## Objetivo da tarefa
Dê continuidade ao texto para leitura, sobre ser feito aos pedaços e gostar do inacabado, a partir da última frase apresentada.

## Texto para leitura

Vezes Mil

Foto: Fabíola Lourenço
Foto: Fabíola Lourenço

Engraçado essa coisa de se notar feito aos pedaços, um todo repartido, sabe-se lá em quantos cacos. Ser assim me parece bom negócio, em certo ponto até alivia. Porque, pensa comigo, mesmo que alguns traumas bobos te dilacerem vez ou outra, quase ao ponto de te matar, ainda assim, outras partes tuas permanecem intactas. Mesmo que a razão te traia por dois segundos, ainda assim teu coração manda seguir.

Como se fôssemos uma casa feita de muitos quartos, mas de portas que não dão uma pra outra, meio que como um trem de infinitos vagões, mas com janelas que só se abrem para a paisagem. Sofrer parece dar até menos trabalho. Viver feliz, nem se fala! Os estragos nunca vêm em cadeia. E assim fica tão mais fácil consertar-se, juntar os pedaços, já imaginou?

É como se o equilíbrio fosse inevitável. Nem muito pesado aqui nem levíssimo lá. Nada capenga, tua vida na medida. Fragmentos que não se conversam ou elementos que se protegem, muitos num só ou apenas um querendo sobreviver.

Pra Viagem

Pra Viagem
Foto: Fabíola Lourenço

Onde mesmo foi parar aquele instinto todo de construção?
Em que ponto nos tornamos isto?
Coisa precipitada que mal deseja e já quer consumir.

Mania feia essa de querer tudo pronto, meu Deus.
Das relações, não mais o instante e a libido, só o princípio e fim.
Como a gente consegue?

Pois que me permitam gostar do inacabado.
Não tenho pressa alguma. Optei pelo devagar.
Todo tempo do mundo, aliás, é o que disponho.
Que compreendam meu apego pelo disforme.
Que não reparem quando o incompleto eu decidir amar.

## Informações

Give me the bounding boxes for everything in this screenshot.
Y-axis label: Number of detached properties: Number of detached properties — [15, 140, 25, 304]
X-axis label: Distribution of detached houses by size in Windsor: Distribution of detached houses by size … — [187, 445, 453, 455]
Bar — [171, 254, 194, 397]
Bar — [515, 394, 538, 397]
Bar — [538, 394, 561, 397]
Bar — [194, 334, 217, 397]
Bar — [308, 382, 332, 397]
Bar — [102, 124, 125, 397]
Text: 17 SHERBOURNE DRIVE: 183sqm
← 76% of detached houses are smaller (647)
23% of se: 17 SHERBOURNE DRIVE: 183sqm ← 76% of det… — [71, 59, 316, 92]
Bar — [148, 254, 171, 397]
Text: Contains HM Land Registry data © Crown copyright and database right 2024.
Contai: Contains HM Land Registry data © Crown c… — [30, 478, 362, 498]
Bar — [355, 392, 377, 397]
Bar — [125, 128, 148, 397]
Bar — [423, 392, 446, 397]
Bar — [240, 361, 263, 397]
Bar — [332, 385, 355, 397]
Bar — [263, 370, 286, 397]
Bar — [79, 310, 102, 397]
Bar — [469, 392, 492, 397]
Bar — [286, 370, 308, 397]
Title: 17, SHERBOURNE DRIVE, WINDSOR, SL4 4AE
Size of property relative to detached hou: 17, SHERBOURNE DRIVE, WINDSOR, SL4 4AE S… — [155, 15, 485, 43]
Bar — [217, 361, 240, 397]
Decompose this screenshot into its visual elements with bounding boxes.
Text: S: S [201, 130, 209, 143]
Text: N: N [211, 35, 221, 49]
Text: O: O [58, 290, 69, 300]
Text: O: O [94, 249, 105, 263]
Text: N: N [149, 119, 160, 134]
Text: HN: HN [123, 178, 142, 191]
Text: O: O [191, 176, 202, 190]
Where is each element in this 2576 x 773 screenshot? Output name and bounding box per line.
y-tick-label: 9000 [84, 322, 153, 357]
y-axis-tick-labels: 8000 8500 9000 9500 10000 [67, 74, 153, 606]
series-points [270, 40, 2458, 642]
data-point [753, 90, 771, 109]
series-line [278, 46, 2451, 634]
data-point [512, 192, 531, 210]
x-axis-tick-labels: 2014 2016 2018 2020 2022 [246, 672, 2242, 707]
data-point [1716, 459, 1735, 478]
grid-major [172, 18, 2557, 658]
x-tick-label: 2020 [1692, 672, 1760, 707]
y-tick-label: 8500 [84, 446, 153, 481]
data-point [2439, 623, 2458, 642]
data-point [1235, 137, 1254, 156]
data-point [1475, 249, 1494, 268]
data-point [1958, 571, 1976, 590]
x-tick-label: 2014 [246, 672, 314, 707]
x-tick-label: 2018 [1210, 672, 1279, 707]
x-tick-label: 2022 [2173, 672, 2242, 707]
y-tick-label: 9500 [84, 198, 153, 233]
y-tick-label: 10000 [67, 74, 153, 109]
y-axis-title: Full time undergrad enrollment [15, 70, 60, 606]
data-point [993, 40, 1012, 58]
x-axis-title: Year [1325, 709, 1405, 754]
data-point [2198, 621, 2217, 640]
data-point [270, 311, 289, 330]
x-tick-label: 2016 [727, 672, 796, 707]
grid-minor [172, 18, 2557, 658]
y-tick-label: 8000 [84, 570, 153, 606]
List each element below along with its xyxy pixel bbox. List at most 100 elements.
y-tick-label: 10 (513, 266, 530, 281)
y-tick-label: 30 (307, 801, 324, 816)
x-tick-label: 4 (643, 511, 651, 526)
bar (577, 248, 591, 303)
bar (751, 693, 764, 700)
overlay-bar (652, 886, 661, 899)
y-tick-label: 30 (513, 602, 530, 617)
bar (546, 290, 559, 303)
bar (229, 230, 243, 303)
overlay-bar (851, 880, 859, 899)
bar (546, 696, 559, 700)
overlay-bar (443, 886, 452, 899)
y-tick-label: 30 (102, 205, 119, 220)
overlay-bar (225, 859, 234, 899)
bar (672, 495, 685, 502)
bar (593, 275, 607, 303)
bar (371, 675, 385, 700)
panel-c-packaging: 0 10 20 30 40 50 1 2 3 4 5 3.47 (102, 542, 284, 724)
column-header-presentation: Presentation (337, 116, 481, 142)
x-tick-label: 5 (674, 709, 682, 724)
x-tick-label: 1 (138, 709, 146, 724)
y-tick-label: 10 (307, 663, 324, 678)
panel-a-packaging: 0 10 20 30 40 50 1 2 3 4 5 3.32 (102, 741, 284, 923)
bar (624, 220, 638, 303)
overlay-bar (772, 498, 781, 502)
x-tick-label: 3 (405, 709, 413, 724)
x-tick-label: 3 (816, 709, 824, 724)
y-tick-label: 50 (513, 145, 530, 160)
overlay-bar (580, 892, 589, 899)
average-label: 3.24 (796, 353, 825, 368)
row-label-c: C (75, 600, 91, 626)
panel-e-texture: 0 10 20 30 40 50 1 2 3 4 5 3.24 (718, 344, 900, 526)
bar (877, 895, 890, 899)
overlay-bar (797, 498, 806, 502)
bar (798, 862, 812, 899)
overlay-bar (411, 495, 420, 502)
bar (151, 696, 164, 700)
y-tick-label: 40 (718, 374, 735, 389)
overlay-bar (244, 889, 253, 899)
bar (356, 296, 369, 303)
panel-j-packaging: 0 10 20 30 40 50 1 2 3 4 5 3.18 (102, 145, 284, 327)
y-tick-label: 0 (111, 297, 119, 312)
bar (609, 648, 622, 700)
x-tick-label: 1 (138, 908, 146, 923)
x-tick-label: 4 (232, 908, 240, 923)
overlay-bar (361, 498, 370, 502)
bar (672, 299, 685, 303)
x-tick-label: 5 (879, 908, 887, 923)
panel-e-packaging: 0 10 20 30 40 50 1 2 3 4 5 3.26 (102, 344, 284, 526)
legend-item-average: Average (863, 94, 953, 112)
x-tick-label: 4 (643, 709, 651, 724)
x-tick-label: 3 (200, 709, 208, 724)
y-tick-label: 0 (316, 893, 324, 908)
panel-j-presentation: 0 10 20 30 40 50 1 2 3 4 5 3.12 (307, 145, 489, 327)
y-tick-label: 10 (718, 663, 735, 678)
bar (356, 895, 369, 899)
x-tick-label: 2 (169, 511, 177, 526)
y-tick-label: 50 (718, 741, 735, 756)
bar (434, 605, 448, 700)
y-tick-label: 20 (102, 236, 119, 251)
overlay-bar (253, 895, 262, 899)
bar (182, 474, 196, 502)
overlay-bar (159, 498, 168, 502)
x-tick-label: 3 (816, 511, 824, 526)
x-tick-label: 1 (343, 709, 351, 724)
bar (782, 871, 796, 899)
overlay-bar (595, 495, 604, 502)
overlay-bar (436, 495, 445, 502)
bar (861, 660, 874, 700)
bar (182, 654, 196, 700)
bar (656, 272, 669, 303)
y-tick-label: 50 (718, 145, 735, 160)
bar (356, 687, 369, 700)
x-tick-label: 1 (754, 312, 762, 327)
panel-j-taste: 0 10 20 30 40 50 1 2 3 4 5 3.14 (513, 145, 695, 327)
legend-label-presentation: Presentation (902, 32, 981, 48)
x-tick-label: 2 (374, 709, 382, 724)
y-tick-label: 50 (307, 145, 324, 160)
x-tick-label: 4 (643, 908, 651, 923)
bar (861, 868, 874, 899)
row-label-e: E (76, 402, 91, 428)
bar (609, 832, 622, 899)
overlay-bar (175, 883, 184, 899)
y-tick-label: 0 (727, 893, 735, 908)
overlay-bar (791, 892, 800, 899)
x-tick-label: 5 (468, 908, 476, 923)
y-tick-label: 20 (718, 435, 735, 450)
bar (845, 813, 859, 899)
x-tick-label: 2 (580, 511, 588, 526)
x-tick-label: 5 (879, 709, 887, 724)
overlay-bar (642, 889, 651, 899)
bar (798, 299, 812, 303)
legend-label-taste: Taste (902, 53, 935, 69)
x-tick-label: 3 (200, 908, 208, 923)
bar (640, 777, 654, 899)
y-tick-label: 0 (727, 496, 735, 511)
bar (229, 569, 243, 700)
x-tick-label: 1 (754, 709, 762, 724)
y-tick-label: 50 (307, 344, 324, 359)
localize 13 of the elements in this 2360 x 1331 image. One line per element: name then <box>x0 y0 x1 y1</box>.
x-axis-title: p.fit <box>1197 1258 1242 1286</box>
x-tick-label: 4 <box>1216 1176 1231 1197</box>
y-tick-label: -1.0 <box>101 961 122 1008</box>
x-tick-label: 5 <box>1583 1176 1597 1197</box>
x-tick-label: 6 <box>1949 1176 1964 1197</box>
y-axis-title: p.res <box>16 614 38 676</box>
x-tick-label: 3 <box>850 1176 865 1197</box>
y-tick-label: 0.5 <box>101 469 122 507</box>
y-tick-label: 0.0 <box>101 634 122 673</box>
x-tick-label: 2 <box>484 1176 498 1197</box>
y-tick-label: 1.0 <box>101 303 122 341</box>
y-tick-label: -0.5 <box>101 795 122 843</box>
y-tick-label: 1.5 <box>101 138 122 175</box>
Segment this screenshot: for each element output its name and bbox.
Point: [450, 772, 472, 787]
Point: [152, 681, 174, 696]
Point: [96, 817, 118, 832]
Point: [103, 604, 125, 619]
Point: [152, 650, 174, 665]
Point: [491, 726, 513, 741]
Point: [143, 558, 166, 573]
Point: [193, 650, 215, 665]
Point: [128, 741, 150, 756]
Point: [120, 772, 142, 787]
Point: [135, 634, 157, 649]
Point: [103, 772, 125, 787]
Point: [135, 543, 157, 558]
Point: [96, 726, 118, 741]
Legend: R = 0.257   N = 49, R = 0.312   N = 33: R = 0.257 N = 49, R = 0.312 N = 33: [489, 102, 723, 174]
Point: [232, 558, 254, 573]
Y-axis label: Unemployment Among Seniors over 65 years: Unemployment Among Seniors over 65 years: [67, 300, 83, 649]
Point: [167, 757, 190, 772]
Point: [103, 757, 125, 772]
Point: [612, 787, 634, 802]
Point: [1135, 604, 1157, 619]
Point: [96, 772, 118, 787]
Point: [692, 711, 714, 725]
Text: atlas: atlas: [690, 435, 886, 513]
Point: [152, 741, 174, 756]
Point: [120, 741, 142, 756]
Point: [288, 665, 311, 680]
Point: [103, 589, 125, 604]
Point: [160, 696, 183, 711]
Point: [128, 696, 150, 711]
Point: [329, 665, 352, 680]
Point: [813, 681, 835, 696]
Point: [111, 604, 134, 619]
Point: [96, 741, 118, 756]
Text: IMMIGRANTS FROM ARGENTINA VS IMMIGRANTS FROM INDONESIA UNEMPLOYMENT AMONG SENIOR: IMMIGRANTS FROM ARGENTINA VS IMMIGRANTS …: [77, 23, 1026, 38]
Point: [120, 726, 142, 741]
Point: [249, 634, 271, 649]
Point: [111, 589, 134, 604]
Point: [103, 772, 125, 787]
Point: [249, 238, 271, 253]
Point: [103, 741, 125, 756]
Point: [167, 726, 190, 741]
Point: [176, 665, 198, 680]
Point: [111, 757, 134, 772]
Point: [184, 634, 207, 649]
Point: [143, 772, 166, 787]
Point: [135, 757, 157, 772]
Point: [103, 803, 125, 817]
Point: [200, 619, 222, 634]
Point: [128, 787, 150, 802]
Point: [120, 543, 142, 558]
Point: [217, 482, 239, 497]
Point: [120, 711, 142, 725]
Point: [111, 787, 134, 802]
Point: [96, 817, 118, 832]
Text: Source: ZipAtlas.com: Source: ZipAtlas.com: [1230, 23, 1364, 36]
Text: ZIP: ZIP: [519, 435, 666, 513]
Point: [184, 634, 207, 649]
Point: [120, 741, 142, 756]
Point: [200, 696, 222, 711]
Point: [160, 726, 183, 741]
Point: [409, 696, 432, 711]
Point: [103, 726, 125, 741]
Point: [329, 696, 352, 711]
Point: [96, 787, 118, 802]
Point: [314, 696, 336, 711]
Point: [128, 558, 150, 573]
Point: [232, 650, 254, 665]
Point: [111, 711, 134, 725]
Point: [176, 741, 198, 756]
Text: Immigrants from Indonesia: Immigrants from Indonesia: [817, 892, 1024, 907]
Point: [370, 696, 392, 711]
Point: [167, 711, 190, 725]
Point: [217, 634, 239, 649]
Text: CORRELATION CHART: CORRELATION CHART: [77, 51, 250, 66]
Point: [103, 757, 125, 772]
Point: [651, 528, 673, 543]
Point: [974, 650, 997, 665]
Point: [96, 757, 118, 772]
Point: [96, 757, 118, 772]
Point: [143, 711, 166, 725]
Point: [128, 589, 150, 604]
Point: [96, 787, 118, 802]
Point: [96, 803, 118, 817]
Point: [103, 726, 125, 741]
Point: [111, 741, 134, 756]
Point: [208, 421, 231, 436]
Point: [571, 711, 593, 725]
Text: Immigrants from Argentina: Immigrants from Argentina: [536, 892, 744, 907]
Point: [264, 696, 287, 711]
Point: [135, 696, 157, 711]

## Resposta
Me deem o direito de não ser pra agora.
De ser projeção, paciência, sonho, apenas parte.
Peça por peça, caco por caco,
uma
coisa
de
cada
vez.

O amor é um ciclo

O Amor é Um Ciclo
Foto: Fabíola Lourenço

Troquei as toalhas, os lençóis manchados, até roupa nova, veja bem, eu botei. Os velhos móveis de outros impregnados, absolutamente, todos espanei. Nas cortinas, novos ventos batem. E nas paredes, envelhecidos segredos dormem.

Alma despreocupada. Janelas arejadas. Portas escancaradas. Algumas cicatrizes reboquei, outras, pintei. E aquelas que em mim os amores carentes causaram, ai, já nem sei… vai que elas ainda estejam por aí, vagando pelos cantos da casa e só a mobília escondeu. Mas isso não te cabe! Aliás, nem a mim nem a ti. Dizem que aos dias, que aos anos, que ao tempo. Sendo assim, esperarei!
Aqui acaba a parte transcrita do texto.